** Start MATERIALS PROVIDED **

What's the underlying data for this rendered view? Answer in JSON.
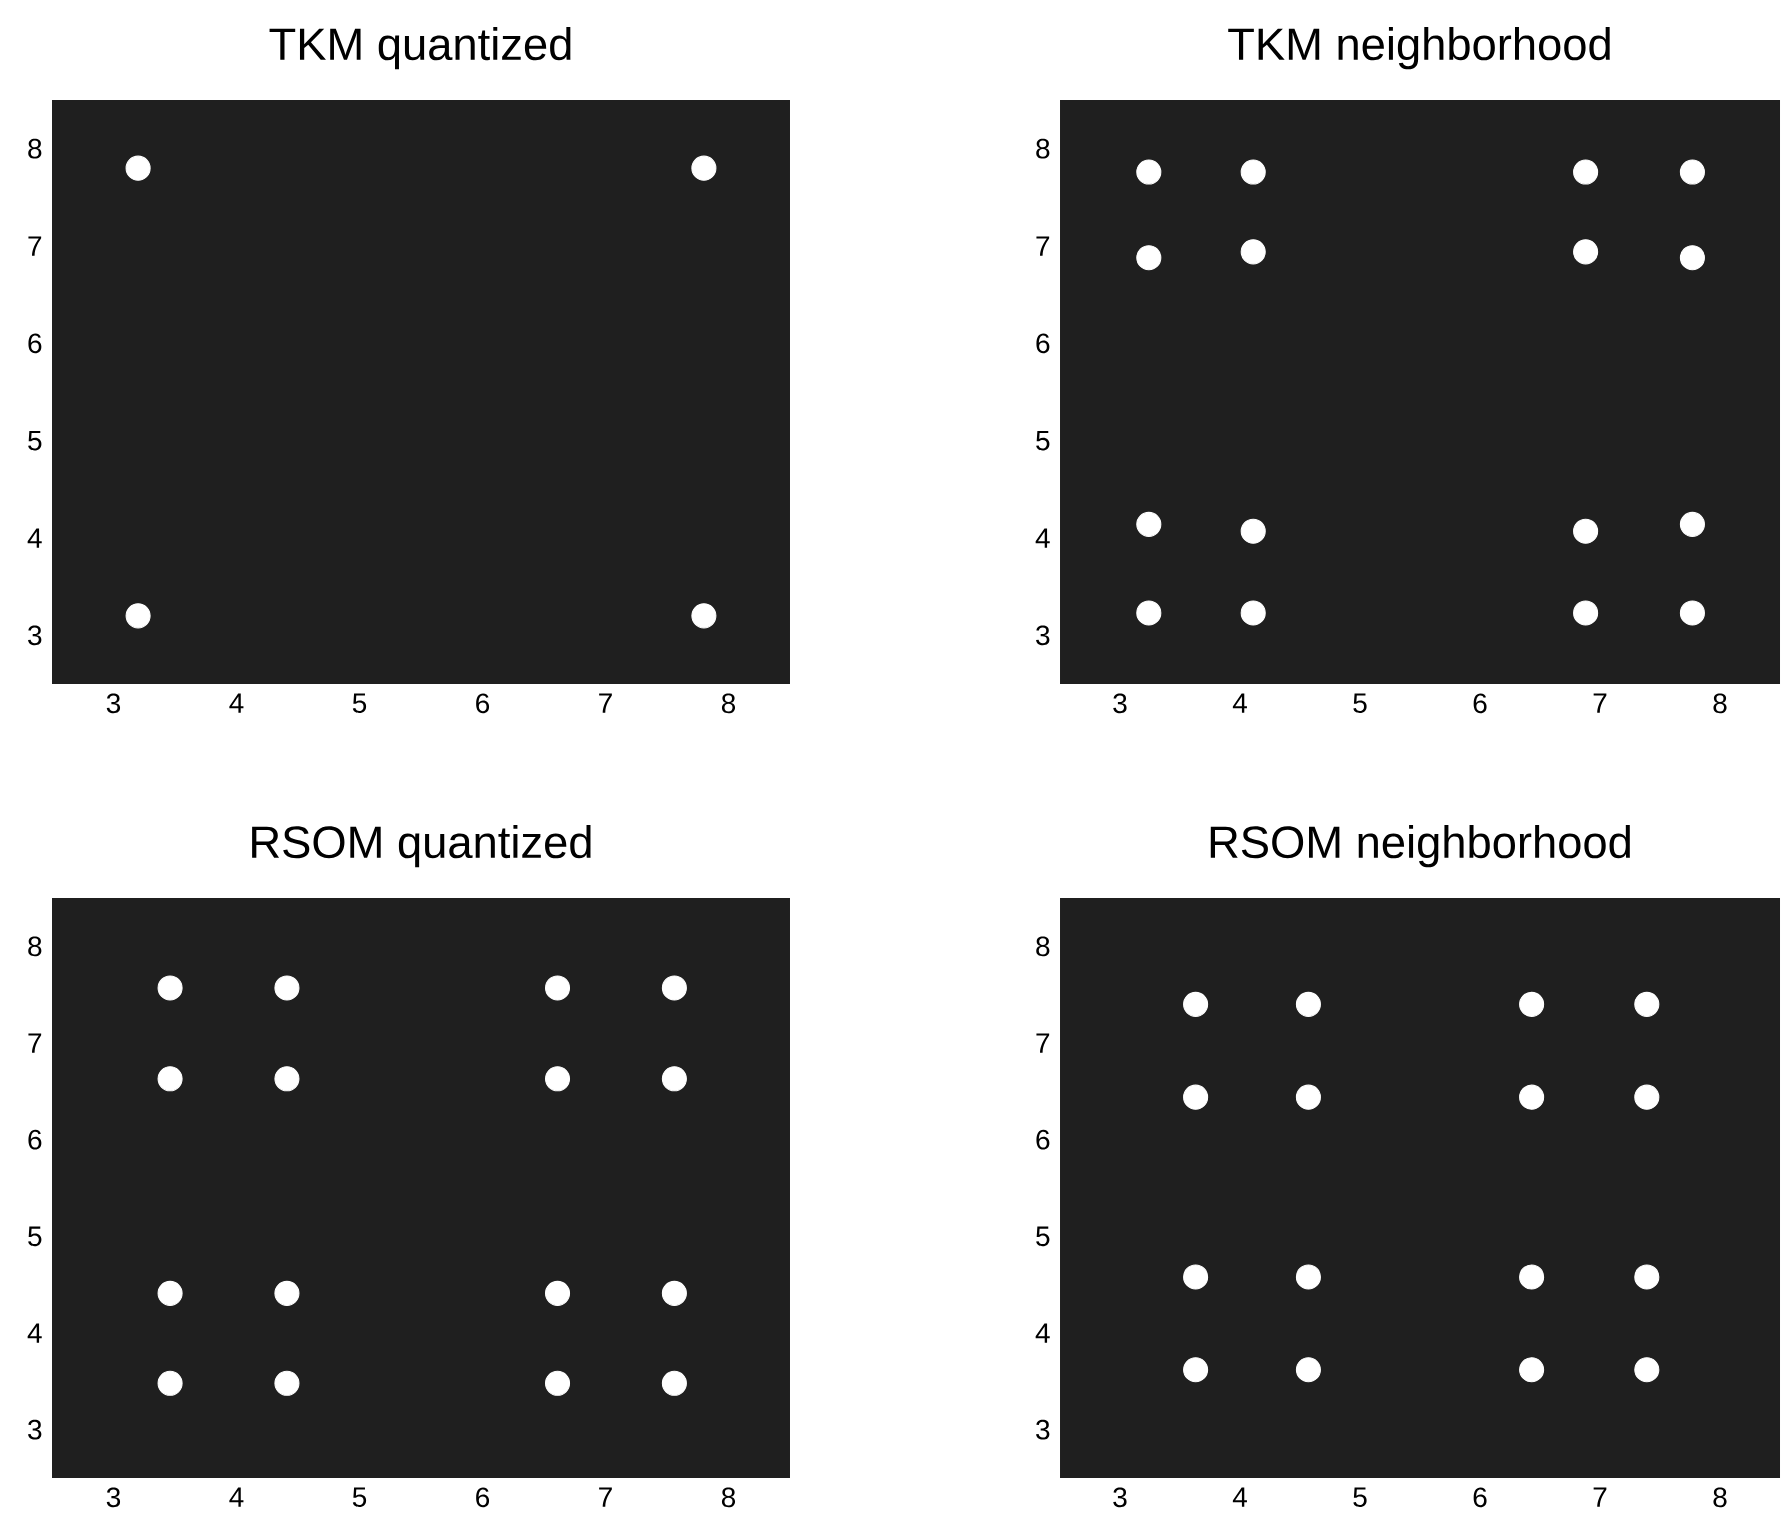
{
  "chart_data": [
    {
      "type": "scatter",
      "title": "TKM quantized",
      "marker": "circle",
      "color": "#ffffff",
      "xlim": [
        2.5,
        8.5
      ],
      "ylim": [
        2.5,
        8.5
      ],
      "xticks": [
        3,
        4,
        5,
        6,
        7,
        8
      ],
      "yticks": [
        3,
        4,
        5,
        6,
        7,
        8
      ],
      "x": [
        3.2,
        7.8,
        3.2,
        7.8
      ],
      "values": [
        7.8,
        7.8,
        3.2,
        3.2
      ]
    },
    {
      "type": "scatter",
      "title": "TKM neighborhood",
      "marker": "circle",
      "color": "#ffffff",
      "xlim": [
        2.5,
        8.5
      ],
      "ylim": [
        2.5,
        8.5
      ],
      "xticks": [
        3,
        4,
        5,
        6,
        7,
        8
      ],
      "yticks": [
        3,
        4,
        5,
        6,
        7,
        8
      ],
      "x": [
        3.24,
        4.11,
        6.88,
        7.77,
        3.24,
        4.11,
        6.88,
        7.77,
        3.24,
        4.11,
        6.88,
        7.77,
        3.24,
        4.11,
        6.88,
        7.77
      ],
      "values": [
        7.76,
        7.76,
        7.76,
        7.76,
        6.88,
        6.94,
        6.94,
        6.88,
        4.14,
        4.07,
        4.07,
        4.14,
        3.23,
        3.23,
        3.23,
        3.23
      ]
    },
    {
      "type": "scatter",
      "title": "RSOM quantized",
      "marker": "circle",
      "color": "#ffffff",
      "xlim": [
        2.5,
        8.5
      ],
      "ylim": [
        2.5,
        8.5
      ],
      "xticks": [
        3,
        4,
        5,
        6,
        7,
        8
      ],
      "yticks": [
        3,
        4,
        5,
        6,
        7,
        8
      ],
      "x": [
        3.46,
        4.41,
        6.61,
        7.56,
        3.46,
        4.41,
        6.61,
        7.56,
        3.46,
        4.41,
        6.61,
        7.56,
        3.46,
        4.41,
        6.61,
        7.56
      ],
      "values": [
        7.57,
        7.57,
        7.57,
        7.57,
        6.63,
        6.63,
        6.63,
        6.63,
        4.41,
        4.41,
        4.41,
        4.41,
        3.48,
        3.48,
        3.48,
        3.48
      ]
    },
    {
      "type": "scatter",
      "title": "RSOM neighborhood",
      "marker": "circle",
      "color": "#ffffff",
      "xlim": [
        2.5,
        8.5
      ],
      "ylim": [
        2.5,
        8.5
      ],
      "xticks": [
        3,
        4,
        5,
        6,
        7,
        8
      ],
      "yticks": [
        3,
        4,
        5,
        6,
        7,
        8
      ],
      "x": [
        3.63,
        4.57,
        6.43,
        7.39,
        3.63,
        4.57,
        6.43,
        7.39,
        3.63,
        4.57,
        6.43,
        7.39,
        3.63,
        4.57,
        6.43,
        7.39
      ],
      "values": [
        7.4,
        7.4,
        7.4,
        7.4,
        6.44,
        6.44,
        6.44,
        6.44,
        4.58,
        4.58,
        4.58,
        4.58,
        3.62,
        3.62,
        3.62,
        3.62
      ]
    }
  ]
}
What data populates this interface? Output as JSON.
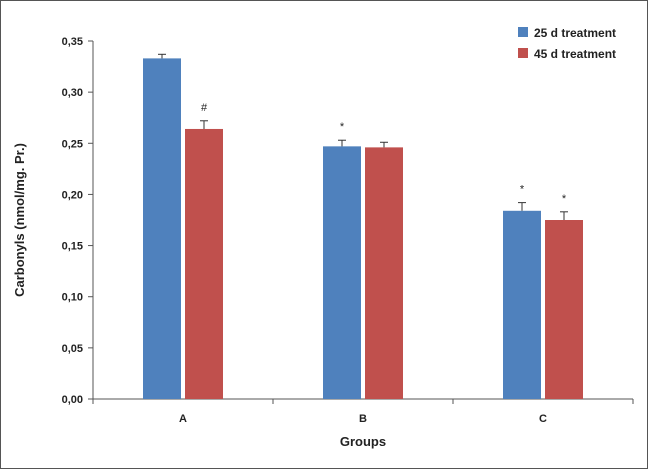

** End MATERIALS PROVIDED **

■ **REQUEST**
Within the records above, how many lines include the word "RSOM"? State the number by itself.

■ **RESULT BELOW**
2